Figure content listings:
=-=-=-=-=

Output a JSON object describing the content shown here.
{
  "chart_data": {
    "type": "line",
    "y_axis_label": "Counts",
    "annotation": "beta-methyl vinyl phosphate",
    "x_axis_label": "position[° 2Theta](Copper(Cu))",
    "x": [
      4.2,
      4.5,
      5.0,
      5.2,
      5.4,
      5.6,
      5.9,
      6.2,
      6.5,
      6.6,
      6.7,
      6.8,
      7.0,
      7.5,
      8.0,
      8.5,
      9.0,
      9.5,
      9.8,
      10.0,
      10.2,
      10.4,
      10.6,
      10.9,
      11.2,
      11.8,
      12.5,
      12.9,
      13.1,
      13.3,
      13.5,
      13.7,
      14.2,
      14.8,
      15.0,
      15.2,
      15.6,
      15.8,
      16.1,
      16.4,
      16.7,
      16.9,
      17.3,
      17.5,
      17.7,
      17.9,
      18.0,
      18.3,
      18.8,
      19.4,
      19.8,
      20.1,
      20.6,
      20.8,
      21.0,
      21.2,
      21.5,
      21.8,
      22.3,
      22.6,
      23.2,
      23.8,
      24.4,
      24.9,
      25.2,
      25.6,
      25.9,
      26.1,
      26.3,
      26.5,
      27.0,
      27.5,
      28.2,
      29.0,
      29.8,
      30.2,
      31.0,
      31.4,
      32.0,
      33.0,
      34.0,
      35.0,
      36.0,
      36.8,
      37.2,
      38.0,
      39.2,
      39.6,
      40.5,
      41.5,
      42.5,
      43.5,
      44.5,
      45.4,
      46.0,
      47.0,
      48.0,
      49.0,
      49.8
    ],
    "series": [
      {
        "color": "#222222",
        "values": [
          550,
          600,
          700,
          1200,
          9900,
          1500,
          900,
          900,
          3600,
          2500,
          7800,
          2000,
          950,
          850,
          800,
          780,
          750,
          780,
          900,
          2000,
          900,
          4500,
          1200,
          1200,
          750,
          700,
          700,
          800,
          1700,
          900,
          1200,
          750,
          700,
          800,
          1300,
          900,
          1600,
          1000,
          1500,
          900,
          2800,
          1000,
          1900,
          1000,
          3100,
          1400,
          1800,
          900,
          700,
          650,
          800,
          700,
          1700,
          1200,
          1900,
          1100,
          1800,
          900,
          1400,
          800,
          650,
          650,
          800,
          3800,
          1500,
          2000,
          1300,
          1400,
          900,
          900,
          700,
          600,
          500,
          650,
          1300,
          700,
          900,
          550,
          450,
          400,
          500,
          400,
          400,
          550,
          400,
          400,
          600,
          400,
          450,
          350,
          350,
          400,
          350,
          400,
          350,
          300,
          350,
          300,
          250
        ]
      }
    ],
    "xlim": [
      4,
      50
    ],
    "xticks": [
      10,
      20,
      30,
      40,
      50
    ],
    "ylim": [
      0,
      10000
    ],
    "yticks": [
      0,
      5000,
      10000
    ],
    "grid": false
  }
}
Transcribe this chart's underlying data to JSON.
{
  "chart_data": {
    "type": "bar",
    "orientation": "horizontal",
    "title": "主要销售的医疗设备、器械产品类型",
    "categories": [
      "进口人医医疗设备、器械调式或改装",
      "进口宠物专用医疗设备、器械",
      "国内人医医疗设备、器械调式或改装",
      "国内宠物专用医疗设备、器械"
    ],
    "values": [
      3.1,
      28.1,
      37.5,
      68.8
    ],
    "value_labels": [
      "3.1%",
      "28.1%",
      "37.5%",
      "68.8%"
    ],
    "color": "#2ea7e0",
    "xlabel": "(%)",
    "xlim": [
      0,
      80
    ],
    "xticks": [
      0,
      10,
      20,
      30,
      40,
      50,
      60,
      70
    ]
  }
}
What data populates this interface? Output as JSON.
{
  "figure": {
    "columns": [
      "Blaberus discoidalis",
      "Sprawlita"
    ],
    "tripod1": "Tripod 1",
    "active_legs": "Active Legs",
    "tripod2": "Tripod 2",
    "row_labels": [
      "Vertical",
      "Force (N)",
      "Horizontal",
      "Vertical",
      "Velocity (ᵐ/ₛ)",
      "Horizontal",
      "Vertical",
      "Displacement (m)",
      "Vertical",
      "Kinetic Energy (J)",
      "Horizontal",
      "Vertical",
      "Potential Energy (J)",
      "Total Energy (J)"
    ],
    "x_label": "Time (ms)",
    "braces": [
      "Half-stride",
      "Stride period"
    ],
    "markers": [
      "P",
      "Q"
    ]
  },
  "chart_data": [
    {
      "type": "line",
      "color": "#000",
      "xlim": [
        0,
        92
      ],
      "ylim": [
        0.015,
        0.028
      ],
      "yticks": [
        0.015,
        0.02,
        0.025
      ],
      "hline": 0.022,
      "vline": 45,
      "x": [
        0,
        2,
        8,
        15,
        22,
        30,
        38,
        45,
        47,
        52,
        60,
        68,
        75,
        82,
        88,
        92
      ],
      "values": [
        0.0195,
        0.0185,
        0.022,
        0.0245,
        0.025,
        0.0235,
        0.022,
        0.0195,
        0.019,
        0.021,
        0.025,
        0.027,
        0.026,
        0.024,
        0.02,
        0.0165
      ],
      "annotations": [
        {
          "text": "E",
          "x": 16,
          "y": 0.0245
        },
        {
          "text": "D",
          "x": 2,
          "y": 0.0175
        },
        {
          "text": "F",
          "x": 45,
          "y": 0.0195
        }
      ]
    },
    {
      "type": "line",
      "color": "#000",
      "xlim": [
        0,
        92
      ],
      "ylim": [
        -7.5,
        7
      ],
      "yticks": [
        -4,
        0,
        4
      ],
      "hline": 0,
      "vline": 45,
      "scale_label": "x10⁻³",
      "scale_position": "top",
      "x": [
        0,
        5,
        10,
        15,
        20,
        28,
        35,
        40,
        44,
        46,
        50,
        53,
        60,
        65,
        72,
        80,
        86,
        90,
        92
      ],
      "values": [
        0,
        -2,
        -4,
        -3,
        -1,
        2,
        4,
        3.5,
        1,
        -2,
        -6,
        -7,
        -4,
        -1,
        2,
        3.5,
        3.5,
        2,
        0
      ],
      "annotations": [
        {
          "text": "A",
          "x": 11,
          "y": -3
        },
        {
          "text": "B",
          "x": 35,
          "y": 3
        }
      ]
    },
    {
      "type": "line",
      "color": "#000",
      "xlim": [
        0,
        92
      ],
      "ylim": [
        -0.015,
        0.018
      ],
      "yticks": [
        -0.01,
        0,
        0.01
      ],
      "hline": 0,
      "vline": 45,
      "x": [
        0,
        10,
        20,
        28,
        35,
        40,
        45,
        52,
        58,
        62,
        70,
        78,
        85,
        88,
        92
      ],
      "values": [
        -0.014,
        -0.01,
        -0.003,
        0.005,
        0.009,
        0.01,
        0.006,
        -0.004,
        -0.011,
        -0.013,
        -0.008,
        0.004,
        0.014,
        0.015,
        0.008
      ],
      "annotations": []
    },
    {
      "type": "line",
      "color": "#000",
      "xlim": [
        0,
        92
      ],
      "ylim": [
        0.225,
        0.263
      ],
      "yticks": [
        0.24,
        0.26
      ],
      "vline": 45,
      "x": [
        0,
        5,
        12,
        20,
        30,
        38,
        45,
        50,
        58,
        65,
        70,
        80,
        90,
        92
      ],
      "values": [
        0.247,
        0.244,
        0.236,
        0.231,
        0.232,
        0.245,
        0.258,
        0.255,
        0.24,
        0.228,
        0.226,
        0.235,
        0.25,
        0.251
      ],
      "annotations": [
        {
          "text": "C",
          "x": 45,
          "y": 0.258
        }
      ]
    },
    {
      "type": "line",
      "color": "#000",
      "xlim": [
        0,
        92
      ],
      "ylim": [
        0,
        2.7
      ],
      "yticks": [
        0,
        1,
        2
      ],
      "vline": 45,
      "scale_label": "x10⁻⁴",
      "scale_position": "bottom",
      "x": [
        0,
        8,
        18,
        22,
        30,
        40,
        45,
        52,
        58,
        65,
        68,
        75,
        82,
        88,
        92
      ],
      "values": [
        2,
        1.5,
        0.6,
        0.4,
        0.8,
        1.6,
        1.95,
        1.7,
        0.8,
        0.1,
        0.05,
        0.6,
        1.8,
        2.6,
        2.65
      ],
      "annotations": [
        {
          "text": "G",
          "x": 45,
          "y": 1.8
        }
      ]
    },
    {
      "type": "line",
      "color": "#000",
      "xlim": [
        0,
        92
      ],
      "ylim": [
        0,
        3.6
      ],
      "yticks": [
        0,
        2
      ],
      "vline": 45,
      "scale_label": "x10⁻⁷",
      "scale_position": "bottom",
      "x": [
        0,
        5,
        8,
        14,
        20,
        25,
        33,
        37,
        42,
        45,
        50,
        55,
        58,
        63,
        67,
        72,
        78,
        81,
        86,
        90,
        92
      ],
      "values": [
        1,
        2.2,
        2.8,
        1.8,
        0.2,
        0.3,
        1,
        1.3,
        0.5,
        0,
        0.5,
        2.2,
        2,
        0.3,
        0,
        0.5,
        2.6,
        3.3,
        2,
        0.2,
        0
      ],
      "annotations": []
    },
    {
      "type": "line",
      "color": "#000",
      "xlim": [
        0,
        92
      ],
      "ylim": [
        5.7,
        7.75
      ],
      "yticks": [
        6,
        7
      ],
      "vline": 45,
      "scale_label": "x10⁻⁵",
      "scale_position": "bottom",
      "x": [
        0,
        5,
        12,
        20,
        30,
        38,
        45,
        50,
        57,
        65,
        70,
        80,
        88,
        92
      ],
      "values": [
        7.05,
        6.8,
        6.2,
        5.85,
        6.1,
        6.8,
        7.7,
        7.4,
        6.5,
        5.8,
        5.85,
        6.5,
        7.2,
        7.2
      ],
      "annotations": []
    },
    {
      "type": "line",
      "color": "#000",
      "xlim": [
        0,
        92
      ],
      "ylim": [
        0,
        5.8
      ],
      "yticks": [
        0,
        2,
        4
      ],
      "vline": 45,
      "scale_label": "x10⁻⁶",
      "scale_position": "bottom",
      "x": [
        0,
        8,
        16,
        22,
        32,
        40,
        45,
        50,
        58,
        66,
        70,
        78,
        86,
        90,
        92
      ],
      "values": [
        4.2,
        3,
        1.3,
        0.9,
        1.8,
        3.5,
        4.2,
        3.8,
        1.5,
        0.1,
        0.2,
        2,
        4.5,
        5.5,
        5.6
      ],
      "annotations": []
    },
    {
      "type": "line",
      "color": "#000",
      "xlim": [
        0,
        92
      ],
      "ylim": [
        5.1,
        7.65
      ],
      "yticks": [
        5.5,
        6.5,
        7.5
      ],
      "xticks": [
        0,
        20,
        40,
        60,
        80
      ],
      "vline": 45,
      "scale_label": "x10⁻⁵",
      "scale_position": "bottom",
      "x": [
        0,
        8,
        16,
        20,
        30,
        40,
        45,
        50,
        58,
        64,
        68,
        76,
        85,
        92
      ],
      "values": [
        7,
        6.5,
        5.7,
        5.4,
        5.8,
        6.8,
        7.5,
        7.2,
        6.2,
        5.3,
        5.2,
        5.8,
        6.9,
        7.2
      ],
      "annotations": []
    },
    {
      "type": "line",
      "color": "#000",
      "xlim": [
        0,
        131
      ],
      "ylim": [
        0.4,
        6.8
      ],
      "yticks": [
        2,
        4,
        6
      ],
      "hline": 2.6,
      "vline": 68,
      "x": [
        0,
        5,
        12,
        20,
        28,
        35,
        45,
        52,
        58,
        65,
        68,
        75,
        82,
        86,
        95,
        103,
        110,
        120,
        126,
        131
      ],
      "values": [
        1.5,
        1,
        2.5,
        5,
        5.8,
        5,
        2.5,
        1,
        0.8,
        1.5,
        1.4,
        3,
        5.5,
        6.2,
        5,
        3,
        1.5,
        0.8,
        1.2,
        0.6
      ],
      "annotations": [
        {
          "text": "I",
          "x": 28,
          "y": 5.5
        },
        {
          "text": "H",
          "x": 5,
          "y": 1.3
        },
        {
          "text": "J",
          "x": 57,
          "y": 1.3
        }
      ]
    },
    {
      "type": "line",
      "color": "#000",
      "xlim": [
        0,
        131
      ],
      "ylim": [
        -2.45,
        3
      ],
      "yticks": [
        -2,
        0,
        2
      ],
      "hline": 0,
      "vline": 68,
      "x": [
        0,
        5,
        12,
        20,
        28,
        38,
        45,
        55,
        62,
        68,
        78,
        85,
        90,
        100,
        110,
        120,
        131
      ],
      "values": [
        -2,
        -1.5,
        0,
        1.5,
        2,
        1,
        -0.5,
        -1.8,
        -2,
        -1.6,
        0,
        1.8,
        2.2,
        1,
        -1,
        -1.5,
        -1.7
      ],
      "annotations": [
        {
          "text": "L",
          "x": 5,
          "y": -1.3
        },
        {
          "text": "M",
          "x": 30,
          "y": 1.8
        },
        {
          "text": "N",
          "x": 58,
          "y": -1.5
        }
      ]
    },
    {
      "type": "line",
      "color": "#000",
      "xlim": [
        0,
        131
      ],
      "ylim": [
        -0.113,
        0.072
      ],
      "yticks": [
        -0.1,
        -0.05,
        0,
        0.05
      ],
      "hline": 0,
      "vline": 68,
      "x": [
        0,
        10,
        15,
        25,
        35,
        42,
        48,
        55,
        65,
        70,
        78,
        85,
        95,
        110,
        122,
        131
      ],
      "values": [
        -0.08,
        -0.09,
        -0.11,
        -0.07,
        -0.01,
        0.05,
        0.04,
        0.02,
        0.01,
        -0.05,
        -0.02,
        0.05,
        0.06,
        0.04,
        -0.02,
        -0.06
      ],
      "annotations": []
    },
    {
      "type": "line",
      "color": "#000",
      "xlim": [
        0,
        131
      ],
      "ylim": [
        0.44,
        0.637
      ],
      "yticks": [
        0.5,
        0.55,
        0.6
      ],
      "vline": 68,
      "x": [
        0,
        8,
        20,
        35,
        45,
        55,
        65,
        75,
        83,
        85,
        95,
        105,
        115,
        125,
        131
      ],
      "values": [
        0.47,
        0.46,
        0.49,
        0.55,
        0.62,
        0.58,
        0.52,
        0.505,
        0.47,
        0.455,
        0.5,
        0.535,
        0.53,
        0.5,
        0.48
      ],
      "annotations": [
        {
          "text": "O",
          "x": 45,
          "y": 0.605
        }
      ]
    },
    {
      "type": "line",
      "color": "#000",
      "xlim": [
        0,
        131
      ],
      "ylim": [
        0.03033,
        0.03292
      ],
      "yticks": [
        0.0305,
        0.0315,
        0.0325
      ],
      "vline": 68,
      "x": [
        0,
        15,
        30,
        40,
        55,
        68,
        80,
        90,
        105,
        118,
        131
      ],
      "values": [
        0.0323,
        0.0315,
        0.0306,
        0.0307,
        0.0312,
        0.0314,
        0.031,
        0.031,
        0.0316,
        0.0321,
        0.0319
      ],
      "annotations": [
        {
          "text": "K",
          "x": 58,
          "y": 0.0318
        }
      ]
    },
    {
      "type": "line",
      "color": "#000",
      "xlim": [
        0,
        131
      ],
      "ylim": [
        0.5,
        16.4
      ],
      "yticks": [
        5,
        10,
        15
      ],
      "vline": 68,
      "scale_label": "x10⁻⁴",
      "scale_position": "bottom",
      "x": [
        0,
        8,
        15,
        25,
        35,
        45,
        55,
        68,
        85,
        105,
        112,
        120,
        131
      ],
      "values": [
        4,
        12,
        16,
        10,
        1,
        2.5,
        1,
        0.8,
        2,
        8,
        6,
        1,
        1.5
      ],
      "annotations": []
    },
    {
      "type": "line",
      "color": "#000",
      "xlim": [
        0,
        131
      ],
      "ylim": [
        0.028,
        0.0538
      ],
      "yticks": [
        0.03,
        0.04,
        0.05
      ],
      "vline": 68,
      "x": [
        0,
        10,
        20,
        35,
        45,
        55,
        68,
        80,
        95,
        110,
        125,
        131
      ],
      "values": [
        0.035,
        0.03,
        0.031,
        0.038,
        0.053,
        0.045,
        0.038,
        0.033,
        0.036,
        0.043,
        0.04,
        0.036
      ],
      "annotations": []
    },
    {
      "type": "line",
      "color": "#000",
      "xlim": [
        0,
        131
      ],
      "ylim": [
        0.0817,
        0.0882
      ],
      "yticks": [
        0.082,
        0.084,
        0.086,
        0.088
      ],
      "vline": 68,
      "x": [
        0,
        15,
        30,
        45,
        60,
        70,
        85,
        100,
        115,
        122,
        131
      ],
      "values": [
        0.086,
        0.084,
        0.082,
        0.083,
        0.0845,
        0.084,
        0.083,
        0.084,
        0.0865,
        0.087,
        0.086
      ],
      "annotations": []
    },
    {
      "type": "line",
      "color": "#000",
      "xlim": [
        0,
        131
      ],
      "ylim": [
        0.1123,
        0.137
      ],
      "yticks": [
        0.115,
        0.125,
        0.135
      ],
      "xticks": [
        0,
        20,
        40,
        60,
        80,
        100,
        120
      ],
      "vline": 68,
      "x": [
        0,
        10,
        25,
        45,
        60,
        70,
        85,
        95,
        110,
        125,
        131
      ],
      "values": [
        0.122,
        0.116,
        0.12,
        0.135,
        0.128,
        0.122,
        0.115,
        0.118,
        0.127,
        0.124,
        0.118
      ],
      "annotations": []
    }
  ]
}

=-=-=-=-=

• WORK TO COMPLETE:
In the listing above, find the lines holding the word "this" and copy them.

• EXERCISE RESPONSE:
Transcribe this chart's underlying data to JSON.
What data populates this interface? Output as JSON.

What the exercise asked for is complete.